■ WHAT TO DO: Below are entries to be transcribed exactly; exclude the pictures from the copy.

== MATERIAL SHOWN ==

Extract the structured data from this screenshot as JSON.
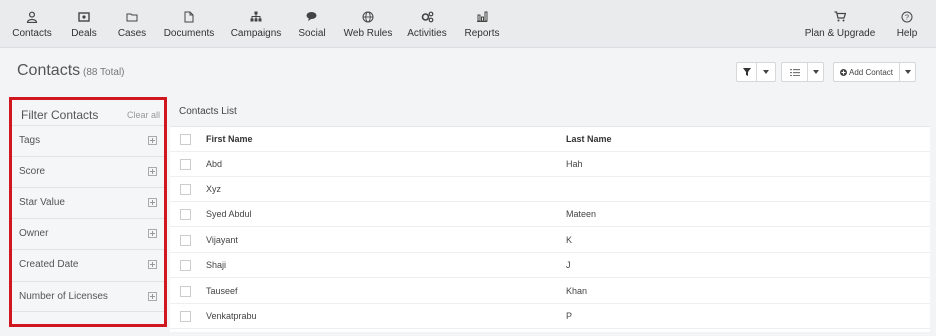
{
  "nav": {
    "items": [
      {
        "label": "Contacts",
        "icon": "user-icon"
      },
      {
        "label": "Deals",
        "icon": "money-icon"
      },
      {
        "label": "Cases",
        "icon": "folder-icon"
      },
      {
        "label": "Documents",
        "icon": "document-icon"
      },
      {
        "label": "Campaigns",
        "icon": "sitemap-icon"
      },
      {
        "label": "Social",
        "icon": "comments-icon"
      },
      {
        "label": "Web Rules",
        "icon": "globe-icon"
      },
      {
        "label": "Activities",
        "icon": "gears-icon"
      },
      {
        "label": "Reports",
        "icon": "bar-chart-icon"
      }
    ],
    "right_items": [
      {
        "label": "Plan & Upgrade",
        "icon": "cart-icon"
      },
      {
        "label": "Help",
        "icon": "help-icon"
      }
    ]
  },
  "header": {
    "title": "Contacts",
    "count": "(88 Total)",
    "add_contact": "Add Contact"
  },
  "filters": {
    "title": "Filter Contacts",
    "clear_all": "Clear all",
    "items": [
      "Tags",
      "Score",
      "Star Value",
      "Owner",
      "Created Date",
      "Number of Licenses"
    ]
  },
  "list": {
    "title": "Contacts List",
    "columns": [
      "First Name",
      "Last Name"
    ],
    "rows": [
      {
        "first": "Abd",
        "last": "Hah"
      },
      {
        "first": "Xyz",
        "last": ""
      },
      {
        "first": "Syed Abdul",
        "last": "Mateen"
      },
      {
        "first": "Vijayant",
        "last": "K"
      },
      {
        "first": "Shaji",
        "last": "J"
      },
      {
        "first": "Tauseef",
        "last": "Khan"
      },
      {
        "first": "Venkatprabu",
        "last": "P"
      }
    ]
  },
  "colors": {
    "highlight": "#d0161f",
    "nav_bg": "#eaebec"
  }
}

===

■ THE COMPLETED TASK:
Extract the structured data from this screenshot as JSON.
{
  "nav": {
    "items": [
      {
        "label": "Contacts",
        "icon": "user-icon"
      },
      {
        "label": "Deals",
        "icon": "money-icon"
      },
      {
        "label": "Cases",
        "icon": "folder-icon"
      },
      {
        "label": "Documents",
        "icon": "document-icon"
      },
      {
        "label": "Campaigns",
        "icon": "sitemap-icon"
      },
      {
        "label": "Social",
        "icon": "comments-icon"
      },
      {
        "label": "Web Rules",
        "icon": "globe-icon"
      },
      {
        "label": "Activities",
        "icon": "gears-icon"
      },
      {
        "label": "Reports",
        "icon": "bar-chart-icon"
      }
    ],
    "right_items": [
      {
        "label": "Plan & Upgrade",
        "icon": "cart-icon"
      },
      {
        "label": "Help",
        "icon": "help-icon"
      }
    ]
  },
  "header": {
    "title": "Contacts",
    "count": "(88 Total)",
    "add_contact": "Add Contact"
  },
  "filters": {
    "title": "Filter Contacts",
    "clear_all": "Clear all",
    "items": [
      "Tags",
      "Score",
      "Star Value",
      "Owner",
      "Created Date",
      "Number of Licenses"
    ]
  },
  "list": {
    "title": "Contacts List",
    "columns": [
      "First Name",
      "Last Name"
    ],
    "rows": [
      {
        "first": "Abd",
        "last": "Hah"
      },
      {
        "first": "Xyz",
        "last": ""
      },
      {
        "first": "Syed Abdul",
        "last": "Mateen"
      },
      {
        "first": "Vijayant",
        "last": "K"
      },
      {
        "first": "Shaji",
        "last": "J"
      },
      {
        "first": "Tauseef",
        "last": "Khan"
      },
      {
        "first": "Venkatprabu",
        "last": "P"
      }
    ]
  },
  "colors": {
    "highlight": "#d0161f",
    "nav_bg": "#eaebec"
  }
}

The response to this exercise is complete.